**EXERCISE MATERIALS**
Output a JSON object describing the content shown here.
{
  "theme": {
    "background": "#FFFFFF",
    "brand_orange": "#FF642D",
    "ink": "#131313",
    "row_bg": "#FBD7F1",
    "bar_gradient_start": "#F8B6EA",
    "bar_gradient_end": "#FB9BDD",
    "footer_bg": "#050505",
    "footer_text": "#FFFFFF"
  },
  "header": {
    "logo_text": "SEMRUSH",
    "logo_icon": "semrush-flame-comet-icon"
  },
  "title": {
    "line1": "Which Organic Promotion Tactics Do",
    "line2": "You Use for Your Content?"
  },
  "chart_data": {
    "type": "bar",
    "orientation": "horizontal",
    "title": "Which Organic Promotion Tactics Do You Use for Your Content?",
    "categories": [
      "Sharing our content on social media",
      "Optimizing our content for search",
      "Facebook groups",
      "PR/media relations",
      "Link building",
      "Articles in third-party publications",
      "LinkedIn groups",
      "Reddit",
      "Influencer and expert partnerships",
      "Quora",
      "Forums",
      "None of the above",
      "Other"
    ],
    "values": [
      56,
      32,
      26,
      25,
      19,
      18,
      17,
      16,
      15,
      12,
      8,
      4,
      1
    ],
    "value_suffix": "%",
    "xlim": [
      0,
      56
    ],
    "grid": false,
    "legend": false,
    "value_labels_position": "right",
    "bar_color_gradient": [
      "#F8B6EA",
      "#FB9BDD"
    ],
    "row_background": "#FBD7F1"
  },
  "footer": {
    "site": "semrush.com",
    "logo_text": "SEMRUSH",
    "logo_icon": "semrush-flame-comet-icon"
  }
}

**WHAT IS REQUIRED**
Scan the material above. Return every line containing the string "Which".

**EXERCISE RESULT**
    "line1": "Which Organic Promotion Tactics Do",
    "title": "Which Organic Promotion Tactics Do You Use for Your Content?",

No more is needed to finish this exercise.